- [Texto fornecido]
--- --- ---
Durante o período do estudo, a proporção de pacientes rastreados à admissão cresceu de 82 para 96%, e a proporção de pacientes rastreados à transferência ou à alta cresceu de 72 para 93%. A transmissão de MRSA na UTI caiu em 17% e em 21% nas outras unidades de internação (p<0,001 para ambas). Houve ainda reduções de infecção de corrente sanguínea relacionada a cateter por MRSA em 33% e pneumonia associada à ventilação mecânica por MRSA em 72%. As quedas nas taxas gerais de infecção relacionada a cateter, pneumonia associada à ventilação mecânica e infecção do trato urinário relacionada à sonda também foram pronunciadas (62, 75 e 75%, respectivamente). Nos hospitais que coletaram dados sobre as infecções por Clostridium e VRE, também houve uma queda na incidência das duas (61 e 73%, respectivamente).

 

Aplicações para a prática clínica

À primeira vista, pode parecer estranho que dois estudos com ideias semelhantes tenham resultados díspares. Uma análise mais detalhada, porém, sugere que um dos grandes problemas no primeiro estudo foi a baixa adesão dos profissionais às precauções de contato e à lavagem de mãos. No entanto, uma baixa adesão a recomendações de prevenção de infecção é rotineira em estudos prévios e na nossa prática do dia-a-dia. Se a adesão fosse maior, os resultados seriam parecidos com os do segundo estudo? É difícil responder, porque os autores do segundo estudo não citam as taxas de adesão a cada uma das medidas do bundle. Além disso, o segundo estudo mostra uma redução na incidência de MRSA em um período em que o mesmo fato ocorreu nos EUA como um todo. A queda nas taxas de infecção não relacionadas a MRSA sugere que outras abordagens, ou talvez a “mudança na cultura institucional” tenham trazido os resultados benéficos. De qualquer modo, os resultados díspares trazem um questionamento a práticas consagradas e não testadas, como as recomendações de muitas comissões de controle de infecção de isolar os pacientes após um resultado positivo de cultura de vigilância. Infelizmente, quando esse resultado chega (no mínimo dois dias após a coleta), muitas transmissões cruzadas podem já ter ocorrido. Isolar pacientes sem critério também não é custo-efetivo. A prática de maior impacto talvez seja a lavagem de mãos, a que teve a menor adesão dentre as três recomendadas no primeiro estudo. Infelizmente, a adoção de uma prática “baseada em evidências” ainda é bastante pequena, mais de dois séculos depois do trabalho de Semmelweis.
--- --- ---
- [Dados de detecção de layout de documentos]

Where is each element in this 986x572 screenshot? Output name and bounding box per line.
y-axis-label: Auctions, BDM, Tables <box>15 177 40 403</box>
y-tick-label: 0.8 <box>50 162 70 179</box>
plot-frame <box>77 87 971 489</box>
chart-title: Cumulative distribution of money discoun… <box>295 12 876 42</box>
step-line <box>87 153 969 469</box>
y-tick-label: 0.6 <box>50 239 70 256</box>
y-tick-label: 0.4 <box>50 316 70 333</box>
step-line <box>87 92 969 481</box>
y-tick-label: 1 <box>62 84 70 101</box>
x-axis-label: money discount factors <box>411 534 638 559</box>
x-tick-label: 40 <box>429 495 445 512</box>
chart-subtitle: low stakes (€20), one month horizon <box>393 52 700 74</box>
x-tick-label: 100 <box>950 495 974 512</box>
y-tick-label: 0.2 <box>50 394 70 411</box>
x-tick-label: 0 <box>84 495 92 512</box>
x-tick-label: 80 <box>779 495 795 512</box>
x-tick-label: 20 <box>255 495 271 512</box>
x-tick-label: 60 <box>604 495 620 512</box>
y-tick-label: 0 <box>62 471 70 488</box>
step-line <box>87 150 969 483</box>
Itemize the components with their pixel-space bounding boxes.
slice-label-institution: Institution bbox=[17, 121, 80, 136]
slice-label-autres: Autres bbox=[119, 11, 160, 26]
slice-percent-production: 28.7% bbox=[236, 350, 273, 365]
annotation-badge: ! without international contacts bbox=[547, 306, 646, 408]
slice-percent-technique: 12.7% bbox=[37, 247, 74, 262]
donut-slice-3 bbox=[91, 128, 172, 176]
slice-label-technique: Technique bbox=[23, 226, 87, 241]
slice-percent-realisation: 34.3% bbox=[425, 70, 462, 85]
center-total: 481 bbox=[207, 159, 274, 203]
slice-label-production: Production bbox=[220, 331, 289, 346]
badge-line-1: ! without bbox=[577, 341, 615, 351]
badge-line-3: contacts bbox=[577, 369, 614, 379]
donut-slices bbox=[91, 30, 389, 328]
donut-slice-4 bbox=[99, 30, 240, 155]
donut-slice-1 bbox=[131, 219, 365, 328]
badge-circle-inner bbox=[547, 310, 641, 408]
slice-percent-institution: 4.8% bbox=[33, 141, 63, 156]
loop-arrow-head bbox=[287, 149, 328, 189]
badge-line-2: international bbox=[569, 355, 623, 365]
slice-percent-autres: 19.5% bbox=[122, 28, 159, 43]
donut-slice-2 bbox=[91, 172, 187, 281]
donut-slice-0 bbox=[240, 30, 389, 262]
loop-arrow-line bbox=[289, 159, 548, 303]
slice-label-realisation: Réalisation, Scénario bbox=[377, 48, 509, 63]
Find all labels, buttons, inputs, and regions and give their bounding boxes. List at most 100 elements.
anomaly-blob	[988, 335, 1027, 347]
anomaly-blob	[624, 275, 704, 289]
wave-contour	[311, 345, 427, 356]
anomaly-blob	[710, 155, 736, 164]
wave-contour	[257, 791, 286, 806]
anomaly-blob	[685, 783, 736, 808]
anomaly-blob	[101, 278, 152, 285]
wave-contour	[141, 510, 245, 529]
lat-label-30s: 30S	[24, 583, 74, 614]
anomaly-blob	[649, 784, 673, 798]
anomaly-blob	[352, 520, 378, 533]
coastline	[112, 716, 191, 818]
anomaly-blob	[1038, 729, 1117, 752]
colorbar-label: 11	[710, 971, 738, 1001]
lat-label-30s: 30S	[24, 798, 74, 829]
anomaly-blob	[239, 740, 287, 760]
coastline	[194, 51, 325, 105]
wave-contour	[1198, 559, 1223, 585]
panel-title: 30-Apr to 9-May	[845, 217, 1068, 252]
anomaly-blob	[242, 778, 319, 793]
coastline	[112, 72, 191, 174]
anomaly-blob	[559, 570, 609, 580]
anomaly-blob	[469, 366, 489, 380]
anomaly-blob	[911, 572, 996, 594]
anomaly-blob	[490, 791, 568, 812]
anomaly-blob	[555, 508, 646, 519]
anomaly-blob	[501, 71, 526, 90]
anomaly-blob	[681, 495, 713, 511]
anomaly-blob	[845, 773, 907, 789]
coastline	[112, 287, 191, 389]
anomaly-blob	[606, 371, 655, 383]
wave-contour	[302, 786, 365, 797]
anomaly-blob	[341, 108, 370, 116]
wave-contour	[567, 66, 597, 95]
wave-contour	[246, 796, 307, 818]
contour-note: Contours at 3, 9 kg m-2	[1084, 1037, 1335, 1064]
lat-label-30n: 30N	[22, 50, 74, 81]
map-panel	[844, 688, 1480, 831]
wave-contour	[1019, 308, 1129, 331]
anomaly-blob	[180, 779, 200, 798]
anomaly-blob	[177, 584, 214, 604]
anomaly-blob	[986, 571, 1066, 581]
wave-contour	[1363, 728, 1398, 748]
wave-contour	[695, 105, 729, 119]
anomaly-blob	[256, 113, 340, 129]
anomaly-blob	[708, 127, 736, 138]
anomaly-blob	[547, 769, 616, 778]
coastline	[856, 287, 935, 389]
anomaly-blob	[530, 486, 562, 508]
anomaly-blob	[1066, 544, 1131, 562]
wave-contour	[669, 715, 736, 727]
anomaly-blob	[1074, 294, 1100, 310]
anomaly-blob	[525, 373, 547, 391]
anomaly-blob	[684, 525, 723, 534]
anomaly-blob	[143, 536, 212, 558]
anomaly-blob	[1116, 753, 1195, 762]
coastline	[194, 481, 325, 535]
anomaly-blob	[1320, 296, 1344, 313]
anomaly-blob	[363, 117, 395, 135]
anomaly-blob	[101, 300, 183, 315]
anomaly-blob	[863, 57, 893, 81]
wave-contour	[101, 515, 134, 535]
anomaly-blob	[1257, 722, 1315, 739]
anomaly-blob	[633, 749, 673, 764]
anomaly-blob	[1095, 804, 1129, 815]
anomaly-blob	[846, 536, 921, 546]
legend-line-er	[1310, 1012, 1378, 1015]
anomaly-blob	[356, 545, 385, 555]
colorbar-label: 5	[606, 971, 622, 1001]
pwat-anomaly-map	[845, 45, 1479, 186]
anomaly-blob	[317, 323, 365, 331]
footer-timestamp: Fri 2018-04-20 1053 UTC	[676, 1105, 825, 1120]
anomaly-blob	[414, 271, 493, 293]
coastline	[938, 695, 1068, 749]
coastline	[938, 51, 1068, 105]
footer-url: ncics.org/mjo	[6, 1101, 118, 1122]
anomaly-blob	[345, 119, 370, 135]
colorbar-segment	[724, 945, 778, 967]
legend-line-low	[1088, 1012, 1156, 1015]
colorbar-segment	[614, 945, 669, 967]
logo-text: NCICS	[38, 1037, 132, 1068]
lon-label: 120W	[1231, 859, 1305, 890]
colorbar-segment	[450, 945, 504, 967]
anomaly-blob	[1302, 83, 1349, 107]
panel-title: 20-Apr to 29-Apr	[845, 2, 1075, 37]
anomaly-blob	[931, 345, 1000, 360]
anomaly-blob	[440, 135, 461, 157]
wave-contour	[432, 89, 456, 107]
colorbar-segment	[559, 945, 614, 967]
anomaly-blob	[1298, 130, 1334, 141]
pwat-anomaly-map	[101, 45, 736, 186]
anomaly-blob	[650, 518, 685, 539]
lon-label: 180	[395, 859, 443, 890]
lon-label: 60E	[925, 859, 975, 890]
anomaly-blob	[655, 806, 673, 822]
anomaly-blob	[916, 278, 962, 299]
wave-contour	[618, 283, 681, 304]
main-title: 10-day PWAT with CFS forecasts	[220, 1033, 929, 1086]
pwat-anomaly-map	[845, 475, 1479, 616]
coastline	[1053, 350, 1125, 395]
--- --- ---
- [Lista de atividades]
• a. Indique se cada afirmação concorda com o texto sobre prevenção de infecção por MRSA, respondendo sim ou não e citando as palavras do texto que decidem: (i) a proporção de pacientes rastreados à admissão passou de 82 para 96%; (ii) a transmissão de MRSA na UTI caiu 21%; (iii) no primeiro estudo, a lavagem de mãos teve a maior adesão entre as três práticas recomendadas.
• b. Leve adiante o texto sobre prevenção de infecção por MRSA, começando depois da última frase apresentada.

- [Respostas aos problemas]
• a.
(i) Sim: "a proporção de pacientes rastreados à admissão cresceu de 82 para 96%".
(ii) Não: "A transmissão de MRSA na UTI caiu em 17%".
(iii) Não: "a lavagem de mãos, a que teve a menor adesão dentre as três recomendadas no primeiro estudo".

• b.
 

Glossário

Randomização: “sorteio” dos participantes de um estudo de intervenção, no qual se busca controlar, mediante a lei da probabilidade, a influência de algumas variáveis. A randomização é uma tentativa de se produzir grupos de participantes com características semelhantes, nos quais a única diferença será a intervenção em estudo.

Bundle: “pacote” que inclui mais de uma intervenção que se supõe benéfica a alguma condição.

 

Bibliografia

1.   Huskins WC, Huckabee CM, O'Grady NP, Murray P, Kopetskie H, Zimmer L, et al. Intervention to reduce transmission of resistant bacteria in intensive care. N Engl J Med. 2011 Apr 14;364(15):1407-18 [Link para Abstract] (Fator de impacto: 50.017).

2.   Jain R, Kralovic SM, Evans ME, Ambrose M, Simbartl LA, Obrosky DS, et al. Veterans Affairs initiative to prevent methicillin-resistant Staphylococcus aureus infections. N Engl J Med. 2011 Apr 14;364(15):1419-30 [Link para Abstract] (Fator de impacto: 50.017).